Given request – Print out the material that follows word for word.

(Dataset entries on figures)
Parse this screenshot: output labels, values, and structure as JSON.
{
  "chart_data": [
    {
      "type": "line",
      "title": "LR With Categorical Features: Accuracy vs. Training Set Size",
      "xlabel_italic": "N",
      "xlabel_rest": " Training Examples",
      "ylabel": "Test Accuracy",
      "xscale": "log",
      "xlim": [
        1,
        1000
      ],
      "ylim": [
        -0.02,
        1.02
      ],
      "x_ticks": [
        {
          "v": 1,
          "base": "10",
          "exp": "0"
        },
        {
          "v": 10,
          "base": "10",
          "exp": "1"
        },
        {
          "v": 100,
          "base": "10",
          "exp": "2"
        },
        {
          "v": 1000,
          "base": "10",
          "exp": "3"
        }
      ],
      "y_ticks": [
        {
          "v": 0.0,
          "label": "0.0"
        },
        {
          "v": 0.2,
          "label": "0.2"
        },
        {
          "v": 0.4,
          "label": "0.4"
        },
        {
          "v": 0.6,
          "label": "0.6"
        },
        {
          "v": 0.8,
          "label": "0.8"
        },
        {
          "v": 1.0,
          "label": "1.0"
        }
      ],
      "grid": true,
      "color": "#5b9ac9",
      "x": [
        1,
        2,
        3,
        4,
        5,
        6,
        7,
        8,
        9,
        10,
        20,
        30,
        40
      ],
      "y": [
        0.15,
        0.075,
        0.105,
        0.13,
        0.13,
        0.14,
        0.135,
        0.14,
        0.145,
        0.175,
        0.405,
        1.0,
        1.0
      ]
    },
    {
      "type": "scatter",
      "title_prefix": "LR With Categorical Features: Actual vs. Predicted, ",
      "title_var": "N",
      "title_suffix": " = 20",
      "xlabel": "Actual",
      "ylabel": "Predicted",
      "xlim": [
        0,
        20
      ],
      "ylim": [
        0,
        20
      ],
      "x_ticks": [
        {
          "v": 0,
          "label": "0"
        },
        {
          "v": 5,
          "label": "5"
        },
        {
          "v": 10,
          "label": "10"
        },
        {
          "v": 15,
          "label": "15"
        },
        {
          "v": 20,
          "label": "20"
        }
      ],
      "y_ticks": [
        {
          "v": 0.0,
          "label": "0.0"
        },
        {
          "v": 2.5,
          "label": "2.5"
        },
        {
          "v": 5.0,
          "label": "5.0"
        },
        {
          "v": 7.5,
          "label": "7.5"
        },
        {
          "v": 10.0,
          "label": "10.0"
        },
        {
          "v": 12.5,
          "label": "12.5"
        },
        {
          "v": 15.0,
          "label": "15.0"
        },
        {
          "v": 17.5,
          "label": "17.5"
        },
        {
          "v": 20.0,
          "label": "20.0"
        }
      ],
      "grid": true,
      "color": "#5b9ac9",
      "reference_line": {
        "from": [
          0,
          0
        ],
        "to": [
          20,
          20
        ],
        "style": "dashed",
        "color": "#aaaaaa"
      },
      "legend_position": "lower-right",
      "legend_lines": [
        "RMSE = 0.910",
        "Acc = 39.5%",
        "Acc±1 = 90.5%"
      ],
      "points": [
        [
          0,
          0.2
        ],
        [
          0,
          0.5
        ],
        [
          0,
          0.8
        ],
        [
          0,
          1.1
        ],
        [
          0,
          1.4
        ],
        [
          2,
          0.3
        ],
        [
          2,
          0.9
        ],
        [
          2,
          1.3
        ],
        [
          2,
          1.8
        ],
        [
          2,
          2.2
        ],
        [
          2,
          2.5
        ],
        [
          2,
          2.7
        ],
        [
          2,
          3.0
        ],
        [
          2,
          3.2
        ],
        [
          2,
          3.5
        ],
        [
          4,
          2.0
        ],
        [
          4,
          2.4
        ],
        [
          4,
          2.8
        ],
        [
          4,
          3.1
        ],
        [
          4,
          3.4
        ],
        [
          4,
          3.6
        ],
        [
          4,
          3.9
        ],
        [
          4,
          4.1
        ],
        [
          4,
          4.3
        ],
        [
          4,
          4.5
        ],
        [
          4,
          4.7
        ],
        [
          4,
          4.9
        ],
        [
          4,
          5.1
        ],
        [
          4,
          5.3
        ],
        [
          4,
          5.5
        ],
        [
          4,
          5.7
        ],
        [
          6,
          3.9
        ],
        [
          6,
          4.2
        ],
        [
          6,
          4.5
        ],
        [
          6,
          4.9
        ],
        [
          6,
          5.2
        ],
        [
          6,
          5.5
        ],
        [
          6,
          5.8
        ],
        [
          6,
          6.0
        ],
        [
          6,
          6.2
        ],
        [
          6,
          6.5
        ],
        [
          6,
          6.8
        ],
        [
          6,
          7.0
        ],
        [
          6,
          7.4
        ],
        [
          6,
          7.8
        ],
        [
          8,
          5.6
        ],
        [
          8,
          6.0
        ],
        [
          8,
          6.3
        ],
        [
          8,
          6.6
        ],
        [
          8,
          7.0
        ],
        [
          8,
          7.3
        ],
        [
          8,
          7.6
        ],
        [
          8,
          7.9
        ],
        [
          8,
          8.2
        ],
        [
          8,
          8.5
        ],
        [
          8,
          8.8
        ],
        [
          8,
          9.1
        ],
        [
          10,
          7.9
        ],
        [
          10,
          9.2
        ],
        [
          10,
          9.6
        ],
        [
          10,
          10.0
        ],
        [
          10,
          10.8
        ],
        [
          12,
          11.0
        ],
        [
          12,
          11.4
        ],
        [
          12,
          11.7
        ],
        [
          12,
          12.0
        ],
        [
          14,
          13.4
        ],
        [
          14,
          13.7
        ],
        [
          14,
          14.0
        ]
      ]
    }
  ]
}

Result of the exercise –
Parse this screenshot: output labels, values, and structure as JSON.
{
  "chart_data": [
    {
      "type": "line",
      "title": "LR With Categorical Features: Accuracy vs. Training Set Size",
      "xlabel_italic": "N",
      "xlabel_rest": " Training Examples",
      "ylabel": "Test Accuracy",
      "xscale": "log",
      "xlim": [
        1,
        1000
      ],
      "ylim": [
        -0.02,
        1.02
      ],
      "x_ticks": [
        {
          "v": 1,
          "base": "10",
          "exp": "0"
        },
        {
          "v": 10,
          "base": "10",
          "exp": "1"
        },
        {
          "v": 100,
          "base": "10",
          "exp": "2"
        },
        {
          "v": 1000,
          "base": "10",
          "exp": "3"
        }
      ],
      "y_ticks": [
        {
          "v": 0.0,
          "label": "0.0"
        },
        {
          "v": 0.2,
          "label": "0.2"
        },
        {
          "v": 0.4,
          "label": "0.4"
        },
        {
          "v": 0.6,
          "label": "0.6"
        },
        {
          "v": 0.8,
          "label": "0.8"
        },
        {
          "v": 1.0,
          "label": "1.0"
        }
      ],
      "grid": true,
      "color": "#5b9ac9",
      "x": [
        1,
        2,
        3,
        4,
        5,
        6,
        7,
        8,
        9,
        10,
        20,
        30,
        40
      ],
      "y": [
        0.15,
        0.075,
        0.105,
        0.13,
        0.13,
        0.14,
        0.135,
        0.14,
        0.145,
        0.175,
        0.405,
        1.0,
        1.0
      ]
    },
    {
      "type": "scatter",
      "title_prefix": "LR With Categorical Features: Actual vs. Predicted, ",
      "title_var": "N",
      "title_suffix": " = 20",
      "xlabel": "Actual",
      "ylabel": "Predicted",
      "xlim": [
        0,
        20
      ],
      "ylim": [
        0,
        20
      ],
      "x_ticks": [
        {
          "v": 0,
          "label": "0"
        },
        {
          "v": 5,
          "label": "5"
        },
        {
          "v": 10,
          "label": "10"
        },
        {
          "v": 15,
          "label": "15"
        },
        {
          "v": 20,
          "label": "20"
        }
      ],
      "y_ticks": [
        {
          "v": 0.0,
          "label": "0.0"
        },
        {
          "v": 2.5,
          "label": "2.5"
        },
        {
          "v": 5.0,
          "label": "5.0"
        },
        {
          "v": 7.5,
          "label": "7.5"
        },
        {
          "v": 10.0,
          "label": "10.0"
        },
        {
          "v": 12.5,
          "label": "12.5"
        },
        {
          "v": 15.0,
          "label": "15.0"
        },
        {
          "v": 17.5,
          "label": "17.5"
        },
        {
          "v": 20.0,
          "label": "20.0"
        }
      ],
      "grid": true,
      "color": "#5b9ac9",
      "reference_line": {
        "from": [
          0,
          0
        ],
        "to": [
          20,
          20
        ],
        "style": "dashed",
        "color": "#aaaaaa"
      },
      "legend_position": "lower-right",
      "legend_lines": [
        "RMSE = 0.910",
        "Acc = 39.5%",
        "Acc±1 = 90.5%"
      ],
      "points": [
        [
          0,
          0.2
        ],
        [
          0,
          0.5
        ],
        [
          0,
          0.8
        ],
        [
          0,
          1.1
        ],
        [
          0,
          1.4
        ],
        [
          2,
          0.3
        ],
        [
          2,
          0.9
        ],
        [
          2,
          1.3
        ],
        [
          2,
          1.8
        ],
        [
          2,
          2.2
        ],
        [
          2,
          2.5
        ],
        [
          2,
          2.7
        ],
        [
          2,
          3.0
        ],
        [
          2,
          3.2
        ],
        [
          2,
          3.5
        ],
        [
          4,
          2.0
        ],
        [
          4,
          2.4
        ],
        [
          4,
          2.8
        ],
        [
          4,
          3.1
        ],
        [
          4,
          3.4
        ],
        [
          4,
          3.6
        ],
        [
          4,
          3.9
        ],
        [
          4,
          4.1
        ],
        [
          4,
          4.3
        ],
        [
          4,
          4.5
        ],
        [
          4,
          4.7
        ],
        [
          4,
          4.9
        ],
        [
          4,
          5.1
        ],
        [
          4,
          5.3
        ],
        [
          4,
          5.5
        ],
        [
          4,
          5.7
        ],
        [
          6,
          3.9
        ],
        [
          6,
          4.2
        ],
        [
          6,
          4.5
        ],
        [
          6,
          4.9
        ],
        [
          6,
          5.2
        ],
        [
          6,
          5.5
        ],
        [
          6,
          5.8
        ],
        [
          6,
          6.0
        ],
        [
          6,
          6.2
        ],
        [
          6,
          6.5
        ],
        [
          6,
          6.8
        ],
        [
          6,
          7.0
        ],
        [
          6,
          7.4
        ],
        [
          6,
          7.8
        ],
        [
          8,
          5.6
        ],
        [
          8,
          6.0
        ],
        [
          8,
          6.3
        ],
        [
          8,
          6.6
        ],
        [
          8,
          7.0
        ],
        [
          8,
          7.3
        ],
        [
          8,
          7.6
        ],
        [
          8,
          7.9
        ],
        [
          8,
          8.2
        ],
        [
          8,
          8.5
        ],
        [
          8,
          8.8
        ],
        [
          8,
          9.1
        ],
        [
          10,
          7.9
        ],
        [
          10,
          9.2
        ],
        [
          10,
          9.6
        ],
        [
          10,
          10.0
        ],
        [
          10,
          10.8
        ],
        [
          12,
          11.0
        ],
        [
          12,
          11.4
        ],
        [
          12,
          11.7
        ],
        [
          12,
          12.0
        ],
        [
          14,
          13.4
        ],
        [
          14,
          13.7
        ],
        [
          14,
          14.0
        ]
      ]
    }
  ]
}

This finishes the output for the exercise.